Entries from a page text collection:
= Beginning of Section =
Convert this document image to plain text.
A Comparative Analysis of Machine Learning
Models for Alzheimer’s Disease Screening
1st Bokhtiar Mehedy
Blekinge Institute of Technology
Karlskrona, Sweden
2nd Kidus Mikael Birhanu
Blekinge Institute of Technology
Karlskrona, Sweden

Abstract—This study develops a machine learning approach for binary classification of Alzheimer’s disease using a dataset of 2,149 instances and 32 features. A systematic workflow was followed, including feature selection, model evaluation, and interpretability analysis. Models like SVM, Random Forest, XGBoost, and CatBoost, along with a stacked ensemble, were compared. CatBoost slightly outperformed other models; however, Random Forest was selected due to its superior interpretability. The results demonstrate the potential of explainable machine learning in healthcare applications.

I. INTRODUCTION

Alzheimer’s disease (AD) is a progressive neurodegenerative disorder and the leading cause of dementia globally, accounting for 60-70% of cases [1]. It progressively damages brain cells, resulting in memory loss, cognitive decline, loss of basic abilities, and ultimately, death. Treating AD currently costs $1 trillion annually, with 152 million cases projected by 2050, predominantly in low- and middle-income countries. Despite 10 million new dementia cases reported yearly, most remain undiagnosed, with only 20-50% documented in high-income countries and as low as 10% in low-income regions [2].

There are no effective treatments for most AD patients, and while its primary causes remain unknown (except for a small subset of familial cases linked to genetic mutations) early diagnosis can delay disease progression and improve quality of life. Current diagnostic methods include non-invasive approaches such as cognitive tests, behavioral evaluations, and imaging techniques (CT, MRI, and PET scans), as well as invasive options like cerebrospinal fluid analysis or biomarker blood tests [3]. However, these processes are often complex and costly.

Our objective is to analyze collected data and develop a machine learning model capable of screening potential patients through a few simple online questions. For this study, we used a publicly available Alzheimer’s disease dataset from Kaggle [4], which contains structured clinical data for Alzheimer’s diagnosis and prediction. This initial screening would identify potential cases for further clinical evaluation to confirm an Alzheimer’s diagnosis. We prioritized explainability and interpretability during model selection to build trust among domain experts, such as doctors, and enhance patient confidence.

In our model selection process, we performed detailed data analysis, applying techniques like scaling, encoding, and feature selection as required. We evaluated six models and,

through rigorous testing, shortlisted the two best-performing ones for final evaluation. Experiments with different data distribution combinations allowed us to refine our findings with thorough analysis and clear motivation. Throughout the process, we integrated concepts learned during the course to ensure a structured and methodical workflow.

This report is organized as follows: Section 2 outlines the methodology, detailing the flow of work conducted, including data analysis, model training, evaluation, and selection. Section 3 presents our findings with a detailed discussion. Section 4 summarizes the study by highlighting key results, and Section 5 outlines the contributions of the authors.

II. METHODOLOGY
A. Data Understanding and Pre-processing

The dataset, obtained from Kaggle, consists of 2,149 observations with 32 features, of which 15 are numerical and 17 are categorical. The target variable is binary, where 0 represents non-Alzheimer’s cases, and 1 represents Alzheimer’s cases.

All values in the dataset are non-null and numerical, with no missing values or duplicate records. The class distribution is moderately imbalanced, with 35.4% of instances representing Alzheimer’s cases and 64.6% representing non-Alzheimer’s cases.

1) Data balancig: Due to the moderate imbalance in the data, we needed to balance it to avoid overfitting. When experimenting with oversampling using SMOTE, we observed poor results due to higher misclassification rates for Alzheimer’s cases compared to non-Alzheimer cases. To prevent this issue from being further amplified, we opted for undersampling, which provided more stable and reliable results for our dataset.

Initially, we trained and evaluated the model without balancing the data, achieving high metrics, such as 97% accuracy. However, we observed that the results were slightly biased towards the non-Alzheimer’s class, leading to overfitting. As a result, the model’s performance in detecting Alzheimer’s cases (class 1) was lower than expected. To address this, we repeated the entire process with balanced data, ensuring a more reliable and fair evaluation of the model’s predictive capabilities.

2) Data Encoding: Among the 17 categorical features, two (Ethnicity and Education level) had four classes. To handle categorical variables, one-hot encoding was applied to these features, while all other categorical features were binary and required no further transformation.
= End of Section =
#### EXERCISE
All records shown above must be set down again verbatim.

#### OUTPUT FOR THIS TASK
Convert this document image to plain text.
A Comparative Analysis of Machine Learning
Models for Alzheimer’s Disease Screening
1st Bokhtiar Mehedy
Blekinge Institute of Technology
Karlskrona, Sweden
2nd Kidus Mikael Birhanu
Blekinge Institute of Technology
Karlskrona, Sweden

Abstract—This study develops a machine learning approach for binary classification of Alzheimer’s disease using a dataset of 2,149 instances and 32 features. A systematic workflow was followed, including feature selection, model evaluation, and interpretability analysis. Models like SVM, Random Forest, XGBoost, and CatBoost, along with a stacked ensemble, were compared. CatBoost slightly outperformed other models; however, Random Forest was selected due to its superior interpretability. The results demonstrate the potential of explainable machine learning in healthcare applications.

I. INTRODUCTION

Alzheimer’s disease (AD) is a progressive neurodegenerative disorder and the leading cause of dementia globally, accounting for 60-70% of cases [1]. It progressively damages brain cells, resulting in memory loss, cognitive decline, loss of basic abilities, and ultimately, death. Treating AD currently costs $1 trillion annually, with 152 million cases projected by 2050, predominantly in low- and middle-income countries. Despite 10 million new dementia cases reported yearly, most remain undiagnosed, with only 20-50% documented in high-income countries and as low as 10% in low-income regions [2].

There are no effective treatments for most AD patients, and while its primary causes remain unknown (except for a small subset of familial cases linked to genetic mutations) early diagnosis can delay disease progression and improve quality of life. Current diagnostic methods include non-invasive approaches such as cognitive tests, behavioral evaluations, and imaging techniques (CT, MRI, and PET scans), as well as invasive options like cerebrospinal fluid analysis or biomarker blood tests [3]. However, these processes are often complex and costly.

Our objective is to analyze collected data and develop a machine learning model capable of screening potential patients through a few simple online questions. For this study, we used a publicly available Alzheimer’s disease dataset from Kaggle [4], which contains structured clinical data for Alzheimer’s diagnosis and prediction. This initial screening would identify potential cases for further clinical evaluation to confirm an Alzheimer’s diagnosis. We prioritized explainability and interpretability during model selection to build trust among domain experts, such as doctors, and enhance patient confidence.

In our model selection process, we performed detailed data analysis, applying techniques like scaling, encoding, and feature selection as required. We evaluated six models and,

through rigorous testing, shortlisted the two best-performing ones for final evaluation. Experiments with different data distribution combinations allowed us to refine our findings with thorough analysis and clear motivation. Throughout the process, we integrated concepts learned during the course to ensure a structured and methodical workflow.

This report is organized as follows: Section 2 outlines the methodology, detailing the flow of work conducted, including data analysis, model training, evaluation, and selection. Section 3 presents our findings with a detailed discussion. Section 4 summarizes the study by highlighting key results, and Section 5 outlines the contributions of the authors.

II. METHODOLOGY
A. Data Understanding and Pre-processing

The dataset, obtained from Kaggle, consists of 2,149 observations with 32 features, of which 15 are numerical and 17 are categorical. The target variable is binary, where 0 represents non-Alzheimer’s cases, and 1 represents Alzheimer’s cases.

All values in the dataset are non-null and numerical, with no missing values or duplicate records. The class distribution is moderately imbalanced, with 35.4% of instances representing Alzheimer’s cases and 64.6% representing non-Alzheimer’s cases.

1) Data balancig: Due to the moderate imbalance in the data, we needed to balance it to avoid overfitting. When experimenting with oversampling using SMOTE, we observed poor results due to higher misclassification rates for Alzheimer’s cases compared to non-Alzheimer cases. To prevent this issue from being further amplified, we opted for undersampling, which provided more stable and reliable results for our dataset.

Initially, we trained and evaluated the model without balancing the data, achieving high metrics, such as 97% accuracy. However, we observed that the results were slightly biased towards the non-Alzheimer’s class, leading to overfitting. As a result, the model’s performance in detecting Alzheimer’s cases (class 1) was lower than expected. To address this, we repeated the entire process with balanced data, ensuring a more reliable and fair evaluation of the model’s predictive capabilities.

2) Data Encoding: Among the 17 categorical features, two (Ethnicity and Education level) had four classes. To handle categorical variables, one-hot encoding was applied to these features, while all other categorical features were binary and required no further transformation.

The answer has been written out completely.